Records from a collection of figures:
## START

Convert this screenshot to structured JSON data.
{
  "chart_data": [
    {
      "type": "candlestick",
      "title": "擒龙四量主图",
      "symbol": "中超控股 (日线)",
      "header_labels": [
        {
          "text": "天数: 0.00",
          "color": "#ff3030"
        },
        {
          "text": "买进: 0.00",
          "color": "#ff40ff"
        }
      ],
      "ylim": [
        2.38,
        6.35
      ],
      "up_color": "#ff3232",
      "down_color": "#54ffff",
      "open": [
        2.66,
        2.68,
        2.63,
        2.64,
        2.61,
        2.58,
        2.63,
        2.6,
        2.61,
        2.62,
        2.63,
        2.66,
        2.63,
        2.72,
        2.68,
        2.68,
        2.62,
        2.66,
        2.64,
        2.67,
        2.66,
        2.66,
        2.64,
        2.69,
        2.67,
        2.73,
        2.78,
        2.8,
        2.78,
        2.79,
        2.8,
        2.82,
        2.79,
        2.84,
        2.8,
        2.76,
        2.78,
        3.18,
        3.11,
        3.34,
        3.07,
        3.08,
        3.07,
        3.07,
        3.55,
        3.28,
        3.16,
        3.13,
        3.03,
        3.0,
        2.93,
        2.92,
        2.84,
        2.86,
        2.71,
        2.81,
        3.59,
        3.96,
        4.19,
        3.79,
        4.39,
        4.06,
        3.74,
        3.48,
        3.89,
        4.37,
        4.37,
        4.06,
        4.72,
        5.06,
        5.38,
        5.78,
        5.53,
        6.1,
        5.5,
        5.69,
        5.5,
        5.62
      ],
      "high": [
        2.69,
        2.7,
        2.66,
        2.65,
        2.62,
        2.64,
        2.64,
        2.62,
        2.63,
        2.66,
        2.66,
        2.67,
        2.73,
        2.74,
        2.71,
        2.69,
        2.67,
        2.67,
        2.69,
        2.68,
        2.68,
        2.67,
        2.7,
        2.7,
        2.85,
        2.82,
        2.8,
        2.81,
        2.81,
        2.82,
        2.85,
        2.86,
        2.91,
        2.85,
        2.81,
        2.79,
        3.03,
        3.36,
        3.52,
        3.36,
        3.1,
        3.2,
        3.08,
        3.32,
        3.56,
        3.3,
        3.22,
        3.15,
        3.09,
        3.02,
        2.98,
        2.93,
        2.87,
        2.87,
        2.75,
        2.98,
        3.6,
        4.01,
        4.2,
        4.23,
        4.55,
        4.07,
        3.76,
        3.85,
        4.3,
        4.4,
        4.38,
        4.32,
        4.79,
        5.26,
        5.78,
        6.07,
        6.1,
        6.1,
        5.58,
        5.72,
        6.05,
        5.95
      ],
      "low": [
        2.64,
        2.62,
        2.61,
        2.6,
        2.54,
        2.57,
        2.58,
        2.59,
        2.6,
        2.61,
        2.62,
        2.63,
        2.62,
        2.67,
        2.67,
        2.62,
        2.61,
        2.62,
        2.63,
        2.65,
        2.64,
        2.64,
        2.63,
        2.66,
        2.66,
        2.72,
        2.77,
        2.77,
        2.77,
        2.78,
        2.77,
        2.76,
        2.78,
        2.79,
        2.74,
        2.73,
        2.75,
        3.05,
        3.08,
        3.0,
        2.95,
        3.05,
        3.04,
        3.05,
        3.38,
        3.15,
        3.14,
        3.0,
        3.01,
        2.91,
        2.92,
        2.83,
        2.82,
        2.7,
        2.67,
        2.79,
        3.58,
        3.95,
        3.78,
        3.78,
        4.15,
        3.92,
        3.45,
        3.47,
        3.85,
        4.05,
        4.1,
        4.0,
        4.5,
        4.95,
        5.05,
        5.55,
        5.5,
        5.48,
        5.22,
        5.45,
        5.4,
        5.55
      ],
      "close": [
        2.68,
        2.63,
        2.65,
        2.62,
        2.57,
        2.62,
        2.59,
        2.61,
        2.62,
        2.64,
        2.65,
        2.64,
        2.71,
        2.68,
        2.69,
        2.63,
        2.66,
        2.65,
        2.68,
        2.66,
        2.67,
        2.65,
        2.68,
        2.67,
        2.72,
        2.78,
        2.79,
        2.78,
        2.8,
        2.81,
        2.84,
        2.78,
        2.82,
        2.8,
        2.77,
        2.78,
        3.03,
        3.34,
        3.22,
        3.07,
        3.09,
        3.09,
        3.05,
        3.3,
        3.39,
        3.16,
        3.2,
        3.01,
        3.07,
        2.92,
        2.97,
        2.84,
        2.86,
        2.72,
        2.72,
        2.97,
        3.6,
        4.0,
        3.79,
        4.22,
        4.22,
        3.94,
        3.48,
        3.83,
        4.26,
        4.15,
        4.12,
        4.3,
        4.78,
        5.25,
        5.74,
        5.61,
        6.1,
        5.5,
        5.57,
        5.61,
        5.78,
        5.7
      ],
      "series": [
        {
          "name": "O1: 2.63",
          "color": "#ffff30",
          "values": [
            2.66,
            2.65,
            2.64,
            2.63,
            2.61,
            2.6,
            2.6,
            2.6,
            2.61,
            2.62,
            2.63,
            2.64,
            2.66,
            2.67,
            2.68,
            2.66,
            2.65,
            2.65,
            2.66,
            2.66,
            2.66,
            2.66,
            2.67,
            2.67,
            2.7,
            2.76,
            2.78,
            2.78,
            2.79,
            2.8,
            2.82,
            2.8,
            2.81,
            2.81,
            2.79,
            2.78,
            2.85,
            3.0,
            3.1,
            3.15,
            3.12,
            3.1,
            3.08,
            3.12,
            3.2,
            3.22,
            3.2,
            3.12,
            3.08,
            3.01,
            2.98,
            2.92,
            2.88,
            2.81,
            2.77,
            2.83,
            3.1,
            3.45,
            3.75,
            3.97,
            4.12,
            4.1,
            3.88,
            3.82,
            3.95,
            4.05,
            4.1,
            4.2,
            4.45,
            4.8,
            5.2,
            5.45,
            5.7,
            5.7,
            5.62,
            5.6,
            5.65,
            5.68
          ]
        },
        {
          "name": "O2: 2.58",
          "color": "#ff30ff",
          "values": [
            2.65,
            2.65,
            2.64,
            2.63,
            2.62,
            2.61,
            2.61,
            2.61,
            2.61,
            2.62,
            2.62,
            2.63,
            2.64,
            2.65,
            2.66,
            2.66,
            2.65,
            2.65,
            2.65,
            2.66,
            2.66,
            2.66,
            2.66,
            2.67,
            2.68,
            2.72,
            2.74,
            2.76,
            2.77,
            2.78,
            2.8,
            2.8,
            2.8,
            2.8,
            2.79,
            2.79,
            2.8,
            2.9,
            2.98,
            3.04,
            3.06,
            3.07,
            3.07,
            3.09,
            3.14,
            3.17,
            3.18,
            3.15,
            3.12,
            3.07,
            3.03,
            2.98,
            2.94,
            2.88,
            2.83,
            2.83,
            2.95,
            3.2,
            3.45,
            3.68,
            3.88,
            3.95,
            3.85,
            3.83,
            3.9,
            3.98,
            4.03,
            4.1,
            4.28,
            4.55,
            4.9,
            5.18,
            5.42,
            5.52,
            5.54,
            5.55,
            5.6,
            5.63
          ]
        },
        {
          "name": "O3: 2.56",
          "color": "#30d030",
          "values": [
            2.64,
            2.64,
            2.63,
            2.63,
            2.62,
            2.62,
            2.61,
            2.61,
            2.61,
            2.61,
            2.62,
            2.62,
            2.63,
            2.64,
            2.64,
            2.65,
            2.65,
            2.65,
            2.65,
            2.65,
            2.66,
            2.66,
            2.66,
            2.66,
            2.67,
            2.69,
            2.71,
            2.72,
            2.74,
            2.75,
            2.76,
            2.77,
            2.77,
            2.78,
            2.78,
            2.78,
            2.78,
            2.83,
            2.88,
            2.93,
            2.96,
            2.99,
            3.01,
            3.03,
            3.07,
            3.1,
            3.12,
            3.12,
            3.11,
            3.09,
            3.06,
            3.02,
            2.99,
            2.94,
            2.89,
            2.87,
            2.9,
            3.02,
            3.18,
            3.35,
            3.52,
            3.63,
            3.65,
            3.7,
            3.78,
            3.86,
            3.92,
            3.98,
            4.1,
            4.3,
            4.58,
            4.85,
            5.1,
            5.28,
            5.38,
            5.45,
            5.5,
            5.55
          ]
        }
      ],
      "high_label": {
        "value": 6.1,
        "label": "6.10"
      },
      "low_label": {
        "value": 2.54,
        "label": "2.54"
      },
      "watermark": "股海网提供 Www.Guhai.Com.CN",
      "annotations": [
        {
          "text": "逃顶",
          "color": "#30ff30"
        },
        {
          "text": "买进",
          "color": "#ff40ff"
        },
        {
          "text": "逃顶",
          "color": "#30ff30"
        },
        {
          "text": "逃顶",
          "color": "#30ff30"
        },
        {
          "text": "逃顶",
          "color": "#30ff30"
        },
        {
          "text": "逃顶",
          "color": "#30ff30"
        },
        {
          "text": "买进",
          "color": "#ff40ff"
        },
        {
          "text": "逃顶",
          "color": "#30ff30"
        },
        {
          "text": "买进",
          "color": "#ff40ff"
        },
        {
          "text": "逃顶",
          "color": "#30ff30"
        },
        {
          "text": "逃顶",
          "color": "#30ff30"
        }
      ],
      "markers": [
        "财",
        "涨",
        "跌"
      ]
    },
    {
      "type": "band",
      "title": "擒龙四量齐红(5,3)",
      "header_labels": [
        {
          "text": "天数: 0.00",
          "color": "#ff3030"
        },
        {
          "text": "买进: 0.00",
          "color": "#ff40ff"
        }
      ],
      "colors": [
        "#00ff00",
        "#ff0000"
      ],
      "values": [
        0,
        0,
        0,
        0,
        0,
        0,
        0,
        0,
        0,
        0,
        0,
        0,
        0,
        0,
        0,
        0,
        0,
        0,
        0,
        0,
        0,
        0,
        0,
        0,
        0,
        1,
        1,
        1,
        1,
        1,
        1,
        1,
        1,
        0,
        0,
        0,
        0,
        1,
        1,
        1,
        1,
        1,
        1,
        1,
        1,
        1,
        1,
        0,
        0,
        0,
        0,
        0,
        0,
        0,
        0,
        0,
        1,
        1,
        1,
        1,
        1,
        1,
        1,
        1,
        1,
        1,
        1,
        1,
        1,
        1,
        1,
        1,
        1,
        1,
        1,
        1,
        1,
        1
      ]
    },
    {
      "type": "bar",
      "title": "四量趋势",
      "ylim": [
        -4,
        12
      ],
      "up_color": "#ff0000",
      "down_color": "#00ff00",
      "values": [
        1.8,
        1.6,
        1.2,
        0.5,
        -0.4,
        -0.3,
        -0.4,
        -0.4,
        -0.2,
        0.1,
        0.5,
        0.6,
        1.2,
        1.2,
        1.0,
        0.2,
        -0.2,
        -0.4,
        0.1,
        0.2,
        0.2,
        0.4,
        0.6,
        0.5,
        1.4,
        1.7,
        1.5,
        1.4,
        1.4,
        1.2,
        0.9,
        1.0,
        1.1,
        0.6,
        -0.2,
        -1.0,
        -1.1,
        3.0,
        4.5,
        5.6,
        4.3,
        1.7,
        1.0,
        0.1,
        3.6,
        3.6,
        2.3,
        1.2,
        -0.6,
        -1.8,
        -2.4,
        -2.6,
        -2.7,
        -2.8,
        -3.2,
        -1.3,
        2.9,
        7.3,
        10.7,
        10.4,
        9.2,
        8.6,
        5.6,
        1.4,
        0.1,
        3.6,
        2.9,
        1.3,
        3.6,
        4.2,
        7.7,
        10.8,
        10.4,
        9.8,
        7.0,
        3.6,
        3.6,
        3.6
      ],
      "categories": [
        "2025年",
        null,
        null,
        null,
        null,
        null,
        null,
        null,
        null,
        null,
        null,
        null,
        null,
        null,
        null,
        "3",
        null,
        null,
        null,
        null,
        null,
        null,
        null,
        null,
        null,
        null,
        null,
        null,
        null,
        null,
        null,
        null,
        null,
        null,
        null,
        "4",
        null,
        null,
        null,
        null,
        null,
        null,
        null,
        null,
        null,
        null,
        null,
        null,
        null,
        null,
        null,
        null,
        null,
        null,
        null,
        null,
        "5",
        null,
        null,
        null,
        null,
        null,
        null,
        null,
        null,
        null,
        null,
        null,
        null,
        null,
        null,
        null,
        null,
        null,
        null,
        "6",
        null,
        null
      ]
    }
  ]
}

## END

**Problem to work on:**
Scan the listing above. Collect all lines with the word "title".

**Full answer:**
      "title": "擒龙四量主图",
      "title": "擒龙四量齐红(5,3)",
      "title": "四量趋势",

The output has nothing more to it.